◆ Your task:
Check each line below for the word "text", and copy those that have it.

◆ Supplied data:
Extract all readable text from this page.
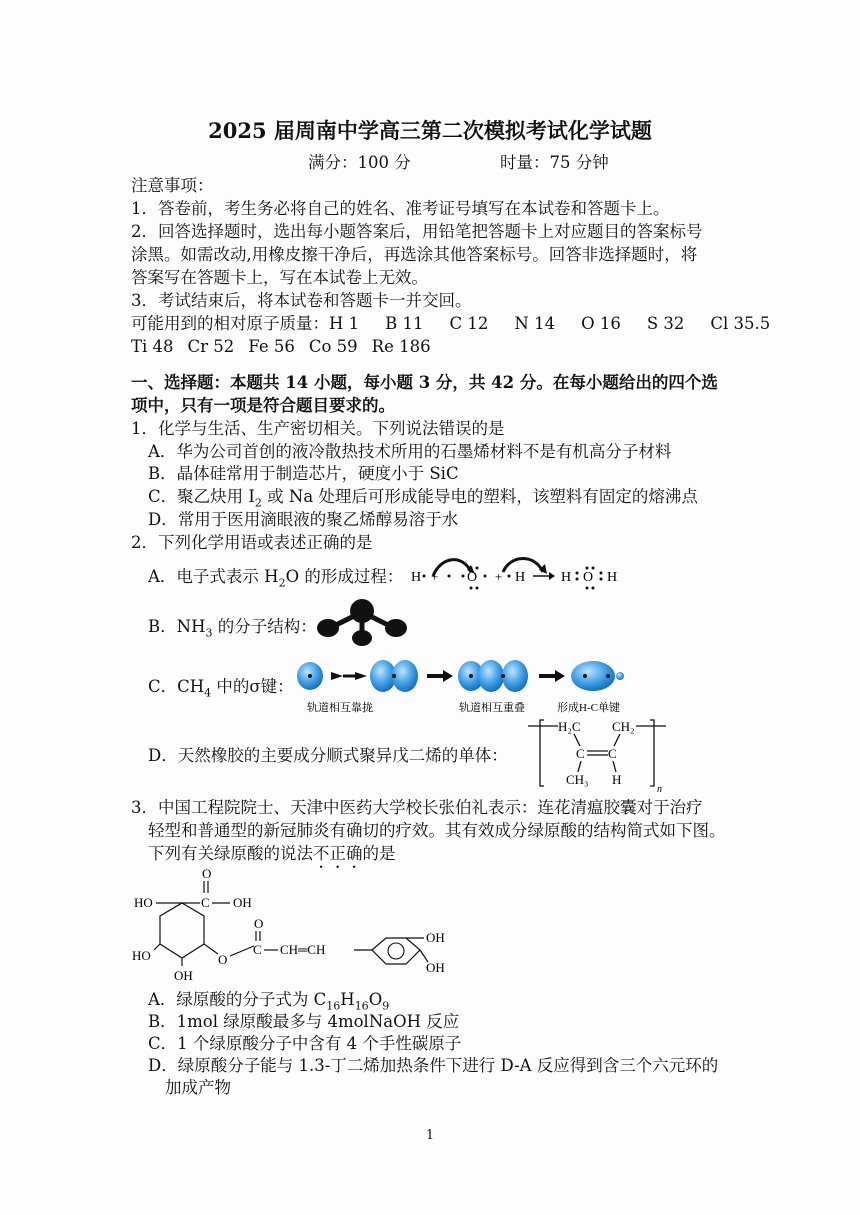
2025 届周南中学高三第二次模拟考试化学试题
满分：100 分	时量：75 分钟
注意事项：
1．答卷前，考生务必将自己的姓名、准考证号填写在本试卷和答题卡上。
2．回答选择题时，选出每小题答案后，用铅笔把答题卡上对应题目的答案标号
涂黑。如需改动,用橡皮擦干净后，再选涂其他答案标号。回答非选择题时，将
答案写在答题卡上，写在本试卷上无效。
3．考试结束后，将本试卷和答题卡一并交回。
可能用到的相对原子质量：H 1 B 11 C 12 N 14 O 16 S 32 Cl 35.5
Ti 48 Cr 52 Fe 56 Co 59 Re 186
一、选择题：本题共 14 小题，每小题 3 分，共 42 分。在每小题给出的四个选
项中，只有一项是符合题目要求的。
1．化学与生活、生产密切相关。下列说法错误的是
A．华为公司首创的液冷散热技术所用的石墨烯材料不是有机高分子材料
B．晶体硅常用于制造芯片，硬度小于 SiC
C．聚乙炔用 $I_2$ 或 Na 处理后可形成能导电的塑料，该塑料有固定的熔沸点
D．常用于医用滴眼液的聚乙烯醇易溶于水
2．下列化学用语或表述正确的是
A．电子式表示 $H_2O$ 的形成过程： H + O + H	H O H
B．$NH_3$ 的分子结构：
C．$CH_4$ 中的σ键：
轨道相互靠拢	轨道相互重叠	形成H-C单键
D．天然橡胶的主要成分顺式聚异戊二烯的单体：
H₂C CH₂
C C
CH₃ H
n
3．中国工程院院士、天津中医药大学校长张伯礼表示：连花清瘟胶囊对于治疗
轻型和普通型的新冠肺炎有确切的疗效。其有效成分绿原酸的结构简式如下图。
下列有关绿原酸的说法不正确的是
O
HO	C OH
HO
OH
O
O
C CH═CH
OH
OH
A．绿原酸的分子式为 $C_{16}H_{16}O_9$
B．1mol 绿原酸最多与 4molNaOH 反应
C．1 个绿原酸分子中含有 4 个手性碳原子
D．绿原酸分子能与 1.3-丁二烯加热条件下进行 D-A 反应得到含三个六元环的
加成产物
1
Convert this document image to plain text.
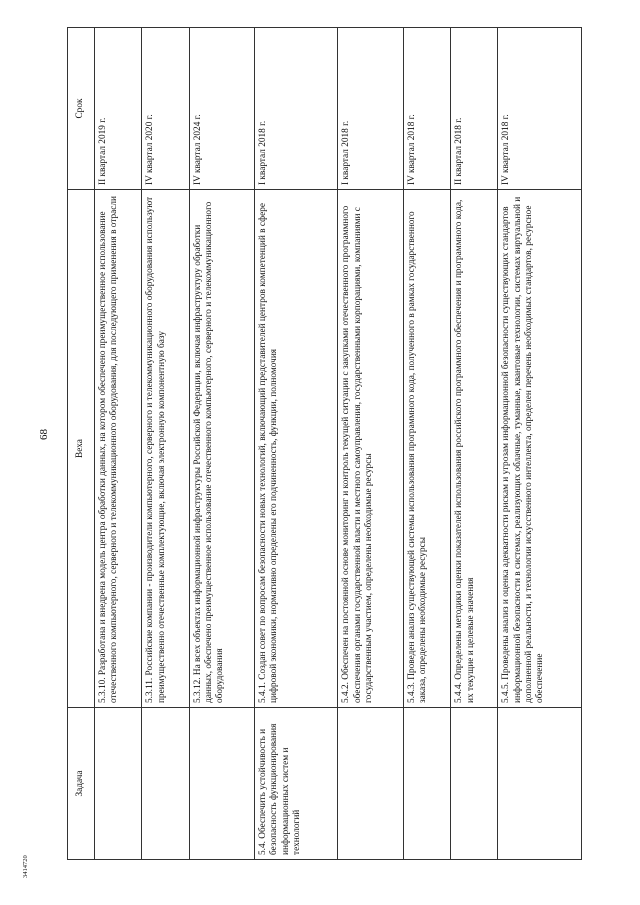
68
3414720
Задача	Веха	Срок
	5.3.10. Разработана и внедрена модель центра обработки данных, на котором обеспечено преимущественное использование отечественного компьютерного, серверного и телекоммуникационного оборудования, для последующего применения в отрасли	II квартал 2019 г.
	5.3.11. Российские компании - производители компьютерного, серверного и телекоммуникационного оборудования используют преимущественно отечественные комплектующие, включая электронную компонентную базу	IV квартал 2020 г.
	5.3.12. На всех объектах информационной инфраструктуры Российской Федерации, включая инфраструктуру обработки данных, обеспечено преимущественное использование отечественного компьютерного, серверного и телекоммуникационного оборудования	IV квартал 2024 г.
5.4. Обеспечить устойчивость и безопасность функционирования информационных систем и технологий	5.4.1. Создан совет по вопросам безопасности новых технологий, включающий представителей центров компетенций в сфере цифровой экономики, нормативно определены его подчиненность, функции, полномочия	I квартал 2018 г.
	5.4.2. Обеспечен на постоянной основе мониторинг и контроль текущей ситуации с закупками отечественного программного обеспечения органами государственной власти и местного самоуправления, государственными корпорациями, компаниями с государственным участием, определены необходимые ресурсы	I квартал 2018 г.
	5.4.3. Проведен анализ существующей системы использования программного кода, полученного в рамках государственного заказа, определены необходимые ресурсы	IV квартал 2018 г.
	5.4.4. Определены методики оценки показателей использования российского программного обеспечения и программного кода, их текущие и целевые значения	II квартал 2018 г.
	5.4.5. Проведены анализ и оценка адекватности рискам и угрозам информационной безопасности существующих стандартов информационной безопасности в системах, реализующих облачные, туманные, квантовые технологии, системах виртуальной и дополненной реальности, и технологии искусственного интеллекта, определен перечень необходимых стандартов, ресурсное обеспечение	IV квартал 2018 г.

◆ Completed task:
Extract all readable text from this page.
Convert this document image to plain text.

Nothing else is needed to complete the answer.